§ **GIVEN PROBLEM**
Extract every line of the data below and reproduce each one verbatim, in the same order.

§ **RECORD LIST**
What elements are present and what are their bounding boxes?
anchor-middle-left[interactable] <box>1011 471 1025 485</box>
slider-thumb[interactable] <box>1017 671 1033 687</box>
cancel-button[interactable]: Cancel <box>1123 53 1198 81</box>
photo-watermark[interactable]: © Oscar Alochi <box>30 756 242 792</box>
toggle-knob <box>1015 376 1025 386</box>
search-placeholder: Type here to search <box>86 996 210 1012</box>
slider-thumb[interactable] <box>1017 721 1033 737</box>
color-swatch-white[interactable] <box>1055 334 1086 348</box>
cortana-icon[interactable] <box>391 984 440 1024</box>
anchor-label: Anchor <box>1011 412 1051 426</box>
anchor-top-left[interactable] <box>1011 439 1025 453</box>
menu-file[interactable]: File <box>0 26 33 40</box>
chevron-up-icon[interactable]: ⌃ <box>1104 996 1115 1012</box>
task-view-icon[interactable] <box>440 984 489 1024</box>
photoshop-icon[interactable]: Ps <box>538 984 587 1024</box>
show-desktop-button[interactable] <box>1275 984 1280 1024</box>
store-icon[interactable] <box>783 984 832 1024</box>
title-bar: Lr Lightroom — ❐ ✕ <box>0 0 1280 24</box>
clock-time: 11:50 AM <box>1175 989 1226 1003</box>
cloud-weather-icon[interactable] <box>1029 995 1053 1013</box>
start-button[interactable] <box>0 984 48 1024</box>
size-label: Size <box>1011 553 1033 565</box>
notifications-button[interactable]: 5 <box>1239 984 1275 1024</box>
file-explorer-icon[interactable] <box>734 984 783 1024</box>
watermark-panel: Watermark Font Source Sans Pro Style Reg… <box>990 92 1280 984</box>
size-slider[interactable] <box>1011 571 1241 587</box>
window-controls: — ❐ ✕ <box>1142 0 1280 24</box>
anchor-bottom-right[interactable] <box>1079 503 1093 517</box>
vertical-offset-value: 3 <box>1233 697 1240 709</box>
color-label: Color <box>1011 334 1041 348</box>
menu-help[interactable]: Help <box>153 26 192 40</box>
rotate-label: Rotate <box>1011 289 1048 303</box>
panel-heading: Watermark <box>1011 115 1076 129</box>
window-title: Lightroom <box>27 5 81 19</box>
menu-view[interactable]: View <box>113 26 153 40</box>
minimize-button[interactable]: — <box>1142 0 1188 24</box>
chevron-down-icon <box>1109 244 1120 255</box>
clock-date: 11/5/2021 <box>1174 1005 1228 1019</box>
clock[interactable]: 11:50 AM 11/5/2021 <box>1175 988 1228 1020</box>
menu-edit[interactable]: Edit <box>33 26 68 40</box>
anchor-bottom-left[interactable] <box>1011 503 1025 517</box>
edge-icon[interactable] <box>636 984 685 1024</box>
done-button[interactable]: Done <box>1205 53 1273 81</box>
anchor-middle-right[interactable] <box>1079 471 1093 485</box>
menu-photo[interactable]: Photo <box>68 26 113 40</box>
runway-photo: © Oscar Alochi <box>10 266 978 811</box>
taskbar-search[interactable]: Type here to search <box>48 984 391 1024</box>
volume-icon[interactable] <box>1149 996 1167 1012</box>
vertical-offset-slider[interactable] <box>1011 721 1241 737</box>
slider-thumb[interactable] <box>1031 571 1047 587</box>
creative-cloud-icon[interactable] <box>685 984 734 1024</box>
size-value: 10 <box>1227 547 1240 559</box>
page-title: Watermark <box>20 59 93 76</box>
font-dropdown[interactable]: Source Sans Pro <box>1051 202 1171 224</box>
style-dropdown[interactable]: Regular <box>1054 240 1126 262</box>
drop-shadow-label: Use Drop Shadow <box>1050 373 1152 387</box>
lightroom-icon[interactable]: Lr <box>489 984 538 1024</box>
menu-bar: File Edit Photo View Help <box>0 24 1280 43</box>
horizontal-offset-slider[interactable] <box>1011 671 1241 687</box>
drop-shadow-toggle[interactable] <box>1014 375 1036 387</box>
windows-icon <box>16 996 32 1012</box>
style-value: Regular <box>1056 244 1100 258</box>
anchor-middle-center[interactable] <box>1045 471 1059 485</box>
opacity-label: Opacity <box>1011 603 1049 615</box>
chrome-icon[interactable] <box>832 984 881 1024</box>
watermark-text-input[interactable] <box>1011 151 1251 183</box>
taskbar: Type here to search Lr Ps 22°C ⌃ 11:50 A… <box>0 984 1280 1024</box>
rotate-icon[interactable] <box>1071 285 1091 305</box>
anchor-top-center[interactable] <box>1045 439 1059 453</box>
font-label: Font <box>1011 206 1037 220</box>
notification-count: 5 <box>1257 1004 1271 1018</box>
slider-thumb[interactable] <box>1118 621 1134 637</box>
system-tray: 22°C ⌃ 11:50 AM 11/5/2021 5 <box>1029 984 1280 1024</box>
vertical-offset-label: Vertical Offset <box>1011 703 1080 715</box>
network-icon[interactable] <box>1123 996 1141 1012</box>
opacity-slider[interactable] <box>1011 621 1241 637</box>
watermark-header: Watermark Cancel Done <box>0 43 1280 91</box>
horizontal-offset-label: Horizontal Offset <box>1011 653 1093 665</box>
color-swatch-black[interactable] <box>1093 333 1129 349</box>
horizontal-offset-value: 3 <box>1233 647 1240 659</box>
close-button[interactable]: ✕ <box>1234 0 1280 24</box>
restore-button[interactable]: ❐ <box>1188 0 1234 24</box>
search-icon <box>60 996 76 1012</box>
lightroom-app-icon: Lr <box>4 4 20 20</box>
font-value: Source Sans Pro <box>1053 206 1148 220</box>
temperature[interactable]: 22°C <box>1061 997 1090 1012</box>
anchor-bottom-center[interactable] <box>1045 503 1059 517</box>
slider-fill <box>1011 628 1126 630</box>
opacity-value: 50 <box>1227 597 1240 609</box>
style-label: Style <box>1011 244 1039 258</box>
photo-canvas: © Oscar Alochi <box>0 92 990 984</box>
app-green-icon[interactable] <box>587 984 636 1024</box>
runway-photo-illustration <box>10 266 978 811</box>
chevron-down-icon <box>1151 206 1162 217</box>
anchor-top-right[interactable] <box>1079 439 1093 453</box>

§ **CORRECT ANSWER**
What elements are present and what are their bounding boxes?
anchor-middle-left[interactable] <box>1011 471 1025 485</box>
slider-thumb[interactable] <box>1017 671 1033 687</box>
cancel-button[interactable]: Cancel <box>1123 53 1198 81</box>
photo-watermark[interactable]: © Oscar Alochi <box>30 756 242 792</box>
toggle-knob <box>1015 376 1025 386</box>
search-placeholder: Type here to search <box>86 996 210 1012</box>
slider-thumb[interactable] <box>1017 721 1033 737</box>
color-swatch-white[interactable] <box>1055 334 1086 348</box>
cortana-icon[interactable] <box>391 984 440 1024</box>
anchor-label: Anchor <box>1011 412 1051 426</box>
anchor-top-left[interactable] <box>1011 439 1025 453</box>
menu-file[interactable]: File <box>0 26 33 40</box>
chevron-up-icon[interactable]: ⌃ <box>1104 996 1115 1012</box>
task-view-icon[interactable] <box>440 984 489 1024</box>
photoshop-icon[interactable]: Ps <box>538 984 587 1024</box>
show-desktop-button[interactable] <box>1275 984 1280 1024</box>
store-icon[interactable] <box>783 984 832 1024</box>
title-bar: Lr Lightroom — ❐ ✕ <box>0 0 1280 24</box>
clock-time: 11:50 AM <box>1175 989 1226 1003</box>
cloud-weather-icon[interactable] <box>1029 995 1053 1013</box>
start-button[interactable] <box>0 984 48 1024</box>
size-label: Size <box>1011 553 1033 565</box>
notifications-button[interactable]: 5 <box>1239 984 1275 1024</box>
file-explorer-icon[interactable] <box>734 984 783 1024</box>
watermark-panel: Watermark Font Source Sans Pro Style Reg… <box>990 92 1280 984</box>
size-slider[interactable] <box>1011 571 1241 587</box>
window-controls: — ❐ ✕ <box>1142 0 1280 24</box>
anchor-bottom-right[interactable] <box>1079 503 1093 517</box>
vertical-offset-value: 3 <box>1233 697 1240 709</box>
color-label: Color <box>1011 334 1041 348</box>
menu-help[interactable]: Help <box>153 26 192 40</box>
rotate-label: Rotate <box>1011 289 1048 303</box>
panel-heading: Watermark <box>1011 115 1076 129</box>
window-title: Lightroom <box>27 5 81 19</box>
menu-view[interactable]: View <box>113 26 153 40</box>
minimize-button[interactable]: — <box>1142 0 1188 24</box>
chevron-down-icon <box>1109 244 1120 255</box>
clock-date: 11/5/2021 <box>1174 1005 1228 1019</box>
clock[interactable]: 11:50 AM 11/5/2021 <box>1175 988 1228 1020</box>
menu-edit[interactable]: Edit <box>33 26 68 40</box>
anchor-bottom-left[interactable] <box>1011 503 1025 517</box>
edge-icon[interactable] <box>636 984 685 1024</box>
done-button[interactable]: Done <box>1205 53 1273 81</box>
anchor-middle-right[interactable] <box>1079 471 1093 485</box>
menu-photo[interactable]: Photo <box>68 26 113 40</box>
runway-photo: © Oscar Alochi <box>10 266 978 811</box>
taskbar-search[interactable]: Type here to search <box>48 984 391 1024</box>
volume-icon[interactable] <box>1149 996 1167 1012</box>
vertical-offset-slider[interactable] <box>1011 721 1241 737</box>
slider-thumb[interactable] <box>1031 571 1047 587</box>
creative-cloud-icon[interactable] <box>685 984 734 1024</box>
size-value: 10 <box>1227 547 1240 559</box>
page-title: Watermark <box>20 59 93 76</box>
font-dropdown[interactable]: Source Sans Pro <box>1051 202 1171 224</box>
style-dropdown[interactable]: Regular <box>1054 240 1126 262</box>
drop-shadow-label: Use Drop Shadow <box>1050 373 1152 387</box>
lightroom-icon[interactable]: Lr <box>489 984 538 1024</box>
menu-bar: File Edit Photo View Help <box>0 24 1280 43</box>
horizontal-offset-slider[interactable] <box>1011 671 1241 687</box>
drop-shadow-toggle[interactable] <box>1014 375 1036 387</box>
windows-icon <box>16 996 32 1012</box>
style-value: Regular <box>1056 244 1100 258</box>
anchor-middle-center[interactable] <box>1045 471 1059 485</box>
opacity-label: Opacity <box>1011 603 1049 615</box>
chrome-icon[interactable] <box>832 984 881 1024</box>
watermark-text-input[interactable] <box>1011 151 1251 183</box>
taskbar: Type here to search Lr Ps 22°C ⌃ 11:50 A… <box>0 984 1280 1024</box>
rotate-icon[interactable] <box>1071 285 1091 305</box>
anchor-top-center[interactable] <box>1045 439 1059 453</box>
font-label: Font <box>1011 206 1037 220</box>
notification-count: 5 <box>1257 1004 1271 1018</box>
slider-thumb[interactable] <box>1118 621 1134 637</box>
system-tray: 22°C ⌃ 11:50 AM 11/5/2021 5 <box>1029 984 1280 1024</box>
vertical-offset-label: Vertical Offset <box>1011 703 1080 715</box>
network-icon[interactable] <box>1123 996 1141 1012</box>
opacity-slider[interactable] <box>1011 621 1241 637</box>
watermark-header: Watermark Cancel Done <box>0 43 1280 91</box>
horizontal-offset-label: Horizontal Offset <box>1011 653 1093 665</box>
color-swatch-black[interactable] <box>1093 333 1129 349</box>
horizontal-offset-value: 3 <box>1233 647 1240 659</box>
close-button[interactable]: ✕ <box>1234 0 1280 24</box>
restore-button[interactable]: ❐ <box>1188 0 1234 24</box>
search-icon <box>60 996 76 1012</box>
lightroom-app-icon: Lr <box>4 4 20 20</box>
font-value: Source Sans Pro <box>1053 206 1148 220</box>
temperature[interactable]: 22°C <box>1061 997 1090 1012</box>
anchor-bottom-center[interactable] <box>1045 503 1059 517</box>
slider-fill <box>1011 628 1126 630</box>
opacity-value: 50 <box>1227 597 1240 609</box>
style-label: Style <box>1011 244 1039 258</box>
photo-canvas: © Oscar Alochi <box>0 92 990 984</box>
app-green-icon[interactable] <box>587 984 636 1024</box>
runway-photo-illustration <box>10 266 978 811</box>
chevron-down-icon <box>1151 206 1162 217</box>
anchor-top-right[interactable] <box>1079 439 1093 453</box>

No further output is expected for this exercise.